-- start Input rows --
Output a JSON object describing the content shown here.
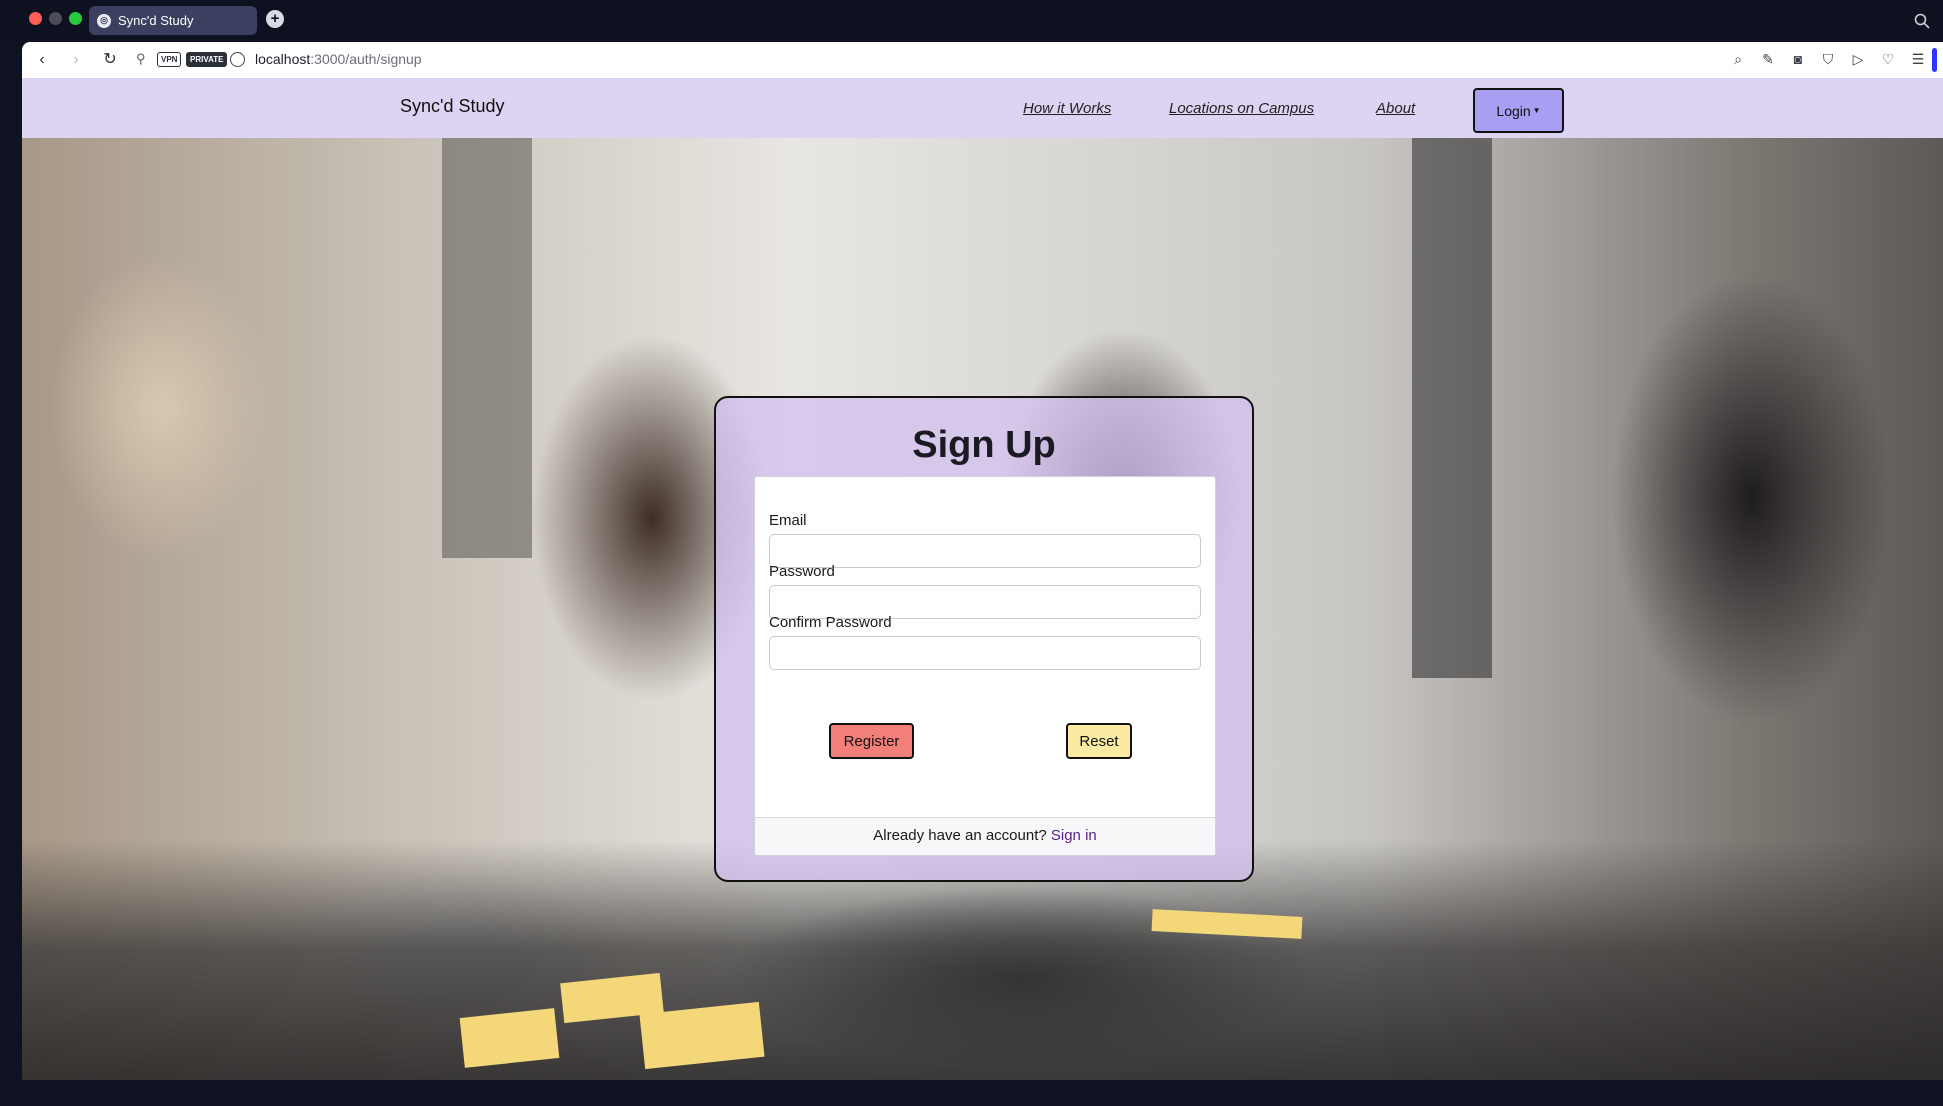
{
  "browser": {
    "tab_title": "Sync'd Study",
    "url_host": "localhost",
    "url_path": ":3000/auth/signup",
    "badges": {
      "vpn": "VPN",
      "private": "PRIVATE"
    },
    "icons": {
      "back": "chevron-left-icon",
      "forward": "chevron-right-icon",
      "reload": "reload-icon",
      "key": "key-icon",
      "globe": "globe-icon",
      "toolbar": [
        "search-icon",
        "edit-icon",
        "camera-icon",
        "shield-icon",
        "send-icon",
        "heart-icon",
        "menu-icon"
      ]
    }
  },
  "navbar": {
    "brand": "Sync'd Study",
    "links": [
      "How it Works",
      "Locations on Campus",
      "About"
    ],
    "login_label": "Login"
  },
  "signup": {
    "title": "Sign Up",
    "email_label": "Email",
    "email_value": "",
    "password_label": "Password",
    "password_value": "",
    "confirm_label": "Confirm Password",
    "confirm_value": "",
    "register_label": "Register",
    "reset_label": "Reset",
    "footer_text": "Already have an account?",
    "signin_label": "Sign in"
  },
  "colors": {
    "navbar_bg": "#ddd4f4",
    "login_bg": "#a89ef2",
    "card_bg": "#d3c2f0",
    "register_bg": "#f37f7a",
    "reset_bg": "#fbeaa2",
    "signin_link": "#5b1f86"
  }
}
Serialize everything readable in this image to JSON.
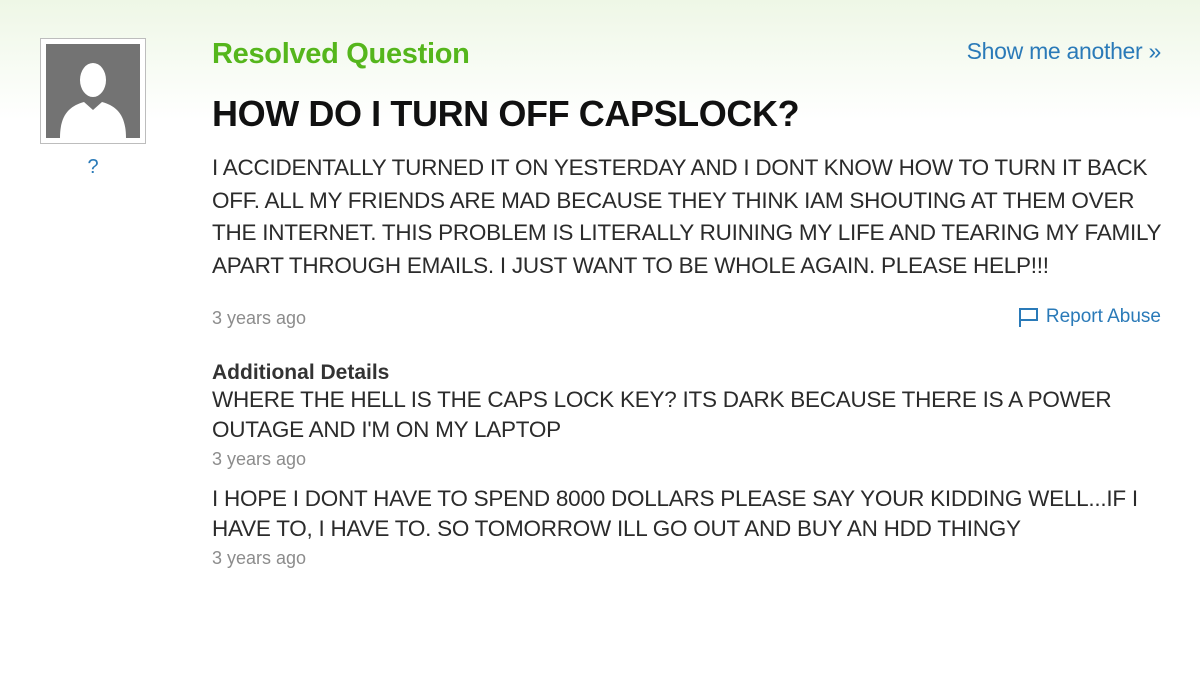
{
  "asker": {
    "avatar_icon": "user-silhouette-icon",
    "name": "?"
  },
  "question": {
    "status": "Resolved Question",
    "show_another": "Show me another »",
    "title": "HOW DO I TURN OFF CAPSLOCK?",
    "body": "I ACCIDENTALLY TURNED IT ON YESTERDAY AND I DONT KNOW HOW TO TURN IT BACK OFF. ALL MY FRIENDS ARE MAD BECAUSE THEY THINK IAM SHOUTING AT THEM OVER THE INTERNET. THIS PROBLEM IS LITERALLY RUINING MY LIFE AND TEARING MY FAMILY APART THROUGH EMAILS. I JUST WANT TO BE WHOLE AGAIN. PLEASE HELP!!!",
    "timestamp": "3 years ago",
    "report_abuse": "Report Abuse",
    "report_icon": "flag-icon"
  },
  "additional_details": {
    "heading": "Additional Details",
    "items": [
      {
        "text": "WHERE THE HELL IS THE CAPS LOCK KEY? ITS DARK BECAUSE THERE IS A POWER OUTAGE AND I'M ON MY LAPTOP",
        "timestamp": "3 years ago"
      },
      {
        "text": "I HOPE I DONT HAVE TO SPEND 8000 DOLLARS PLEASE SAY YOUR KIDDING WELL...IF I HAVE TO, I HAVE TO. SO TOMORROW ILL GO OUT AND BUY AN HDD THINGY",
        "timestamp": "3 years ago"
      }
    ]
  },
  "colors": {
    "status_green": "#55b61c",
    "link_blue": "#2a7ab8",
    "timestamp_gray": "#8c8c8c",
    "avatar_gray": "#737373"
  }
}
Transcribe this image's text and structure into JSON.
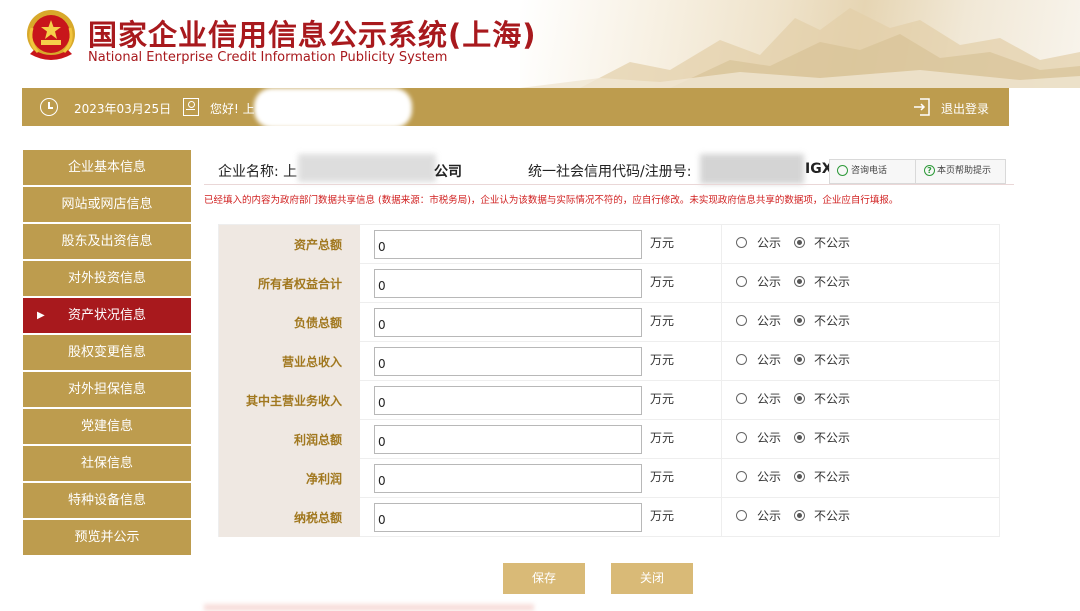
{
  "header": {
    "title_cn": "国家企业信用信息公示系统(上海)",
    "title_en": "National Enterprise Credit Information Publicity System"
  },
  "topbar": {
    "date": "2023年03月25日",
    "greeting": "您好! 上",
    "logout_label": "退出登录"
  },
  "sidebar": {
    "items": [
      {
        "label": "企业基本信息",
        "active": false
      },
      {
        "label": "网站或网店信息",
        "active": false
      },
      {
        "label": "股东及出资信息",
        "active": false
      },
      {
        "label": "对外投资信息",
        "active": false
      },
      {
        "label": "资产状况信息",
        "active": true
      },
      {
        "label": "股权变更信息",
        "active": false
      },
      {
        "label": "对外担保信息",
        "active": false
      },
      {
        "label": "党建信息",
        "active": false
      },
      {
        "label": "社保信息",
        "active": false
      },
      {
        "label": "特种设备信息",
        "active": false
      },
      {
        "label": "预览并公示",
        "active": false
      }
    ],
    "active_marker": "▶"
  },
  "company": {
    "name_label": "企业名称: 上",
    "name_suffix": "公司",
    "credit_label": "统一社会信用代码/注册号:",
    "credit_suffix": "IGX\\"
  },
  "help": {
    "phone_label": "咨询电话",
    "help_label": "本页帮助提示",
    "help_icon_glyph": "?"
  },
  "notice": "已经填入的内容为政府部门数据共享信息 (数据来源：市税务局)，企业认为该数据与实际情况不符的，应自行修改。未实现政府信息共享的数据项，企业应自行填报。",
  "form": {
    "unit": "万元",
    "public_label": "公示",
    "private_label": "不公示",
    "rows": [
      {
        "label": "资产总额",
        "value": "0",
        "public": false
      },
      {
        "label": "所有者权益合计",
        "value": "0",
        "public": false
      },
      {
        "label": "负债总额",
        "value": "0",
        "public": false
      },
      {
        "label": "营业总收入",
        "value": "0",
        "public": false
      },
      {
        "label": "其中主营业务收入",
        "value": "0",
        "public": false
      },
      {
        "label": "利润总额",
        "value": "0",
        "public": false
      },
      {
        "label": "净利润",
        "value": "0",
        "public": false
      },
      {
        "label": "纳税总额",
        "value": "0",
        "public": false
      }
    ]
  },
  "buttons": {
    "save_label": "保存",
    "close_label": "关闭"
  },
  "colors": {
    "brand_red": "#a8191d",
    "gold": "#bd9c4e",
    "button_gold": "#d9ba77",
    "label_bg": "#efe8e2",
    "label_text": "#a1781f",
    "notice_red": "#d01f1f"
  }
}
-- end Input rows --
§ **Exercise directions**: Copy the data word for word. Pictures do not go in the copy.

§ **Task response**:
Output a JSON object describing the content shown here.
{
  "browser": {
    "tab_title": "Sync'd Study",
    "url_host": "localhost",
    "url_path": ":3000/auth/signup",
    "badges": {
      "vpn": "VPN",
      "private": "PRIVATE"
    },
    "icons": {
      "back": "chevron-left-icon",
      "forward": "chevron-right-icon",
      "reload": "reload-icon",
      "key": "key-icon",
      "globe": "globe-icon",
      "toolbar": [
        "search-icon",
        "edit-icon",
        "camera-icon",
        "shield-icon",
        "send-icon",
        "heart-icon",
        "menu-icon"
      ]
    }
  },
  "navbar": {
    "brand": "Sync'd Study",
    "links": [
      "How it Works",
      "Locations on Campus",
      "About"
    ],
    "login_label": "Login"
  },
  "signup": {
    "title": "Sign Up",
    "email_label": "Email",
    "email_value": "",
    "password_label": "Password",
    "password_value": "",
    "confirm_label": "Confirm Password",
    "confirm_value": "",
    "register_label": "Register",
    "reset_label": "Reset",
    "footer_text": "Already have an account?",
    "signin_label": "Sign in"
  },
  "colors": {
    "navbar_bg": "#ddd4f4",
    "login_bg": "#a89ef2",
    "card_bg": "#d3c2f0",
    "register_bg": "#f37f7a",
    "reset_bg": "#fbeaa2",
    "signin_link": "#5b1f86"
  }
}
Serialize everything readable in this image to JSON.
{
  "asker": {
    "avatar_icon": "user-silhouette-icon",
    "name": "?"
  },
  "question": {
    "status": "Resolved Question",
    "show_another": "Show me another »",
    "title": "HOW DO I TURN OFF CAPSLOCK?",
    "body": "I ACCIDENTALLY TURNED IT ON YESTERDAY AND I DONT KNOW HOW TO TURN IT BACK OFF. ALL MY FRIENDS ARE MAD BECAUSE THEY THINK IAM SHOUTING AT THEM OVER THE INTERNET. THIS PROBLEM IS LITERALLY RUINING MY LIFE AND TEARING MY FAMILY APART THROUGH EMAILS. I JUST WANT TO BE WHOLE AGAIN. PLEASE HELP!!!",
    "timestamp": "3 years ago",
    "report_abuse": "Report Abuse",
    "report_icon": "flag-icon"
  },
  "additional_details": {
    "heading": "Additional Details",
    "items": [
      {
        "text": "WHERE THE HELL IS THE CAPS LOCK KEY? ITS DARK BECAUSE THERE IS A POWER OUTAGE AND I'M ON MY LAPTOP",
        "timestamp": "3 years ago"
      },
      {
        "text": "I HOPE I DONT HAVE TO SPEND 8000 DOLLARS PLEASE SAY YOUR KIDDING WELL...IF I HAVE TO, I HAVE TO. SO TOMORROW ILL GO OUT AND BUY AN HDD THINGY",
        "timestamp": "3 years ago"
      }
    ]
  },
  "colors": {
    "status_green": "#55b61c",
    "link_blue": "#2a7ab8",
    "timestamp_gray": "#8c8c8c",
    "avatar_gray": "#737373"
  }
}
Transcribe this image's text and structure into JSON.
{
  "header": {
    "title_cn": "国家企业信用信息公示系统(上海)",
    "title_en": "National Enterprise Credit Information Publicity System"
  },
  "topbar": {
    "date": "2023年03月25日",
    "greeting": "您好! 上",
    "logout_label": "退出登录"
  },
  "sidebar": {
    "items": [
      {
        "label": "企业基本信息",
        "active": false
      },
      {
        "label": "网站或网店信息",
        "active": false
      },
      {
        "label": "股东及出资信息",
        "active": false
      },
      {
        "label": "对外投资信息",
        "active": false
      },
      {
        "label": "资产状况信息",
        "active": true
      },
      {
        "label": "股权变更信息",
        "active": false
      },
      {
        "label": "对外担保信息",
        "active": false
      },
      {
        "label": "党建信息",
        "active": false
      },
      {
        "label": "社保信息",
        "active": false
      },
      {
        "label": "特种设备信息",
        "active": false
      },
      {
        "label": "预览并公示",
        "active": false
      }
    ],
    "active_marker": "▶"
  },
  "company": {
    "name_label": "企业名称: 上",
    "name_suffix": "公司",
    "credit_label": "统一社会信用代码/注册号:",
    "credit_suffix": "IGX\\"
  },
  "help": {
    "phone_label": "咨询电话",
    "help_label": "本页帮助提示",
    "help_icon_glyph": "?"
  },
  "notice": "已经填入的内容为政府部门数据共享信息 (数据来源：市税务局)，企业认为该数据与实际情况不符的，应自行修改。未实现政府信息共享的数据项，企业应自行填报。",
  "form": {
    "unit": "万元",
    "public_label": "公示",
    "private_label": "不公示",
    "rows": [
      {
        "label": "资产总额",
        "value": "0",
        "public": false
      },
      {
        "label": "所有者权益合计",
        "value": "0",
        "public": false
      },
      {
        "label": "负债总额",
        "value": "0",
        "public": false
      },
      {
        "label": "营业总收入",
        "value": "0",
        "public": false
      },
      {
        "label": "其中主营业务收入",
        "value": "0",
        "public": false
      },
      {
        "label": "利润总额",
        "value": "0",
        "public": false
      },
      {
        "label": "净利润",
        "value": "0",
        "public": false
      },
      {
        "label": "纳税总额",
        "value": "0",
        "public": false
      }
    ]
  },
  "buttons": {
    "save_label": "保存",
    "close_label": "关闭"
  },
  "colors": {
    "brand_red": "#a8191d",
    "gold": "#bd9c4e",
    "button_gold": "#d9ba77",
    "label_bg": "#efe8e2",
    "label_text": "#a1781f",
    "notice_red": "#d01f1f"
  }
}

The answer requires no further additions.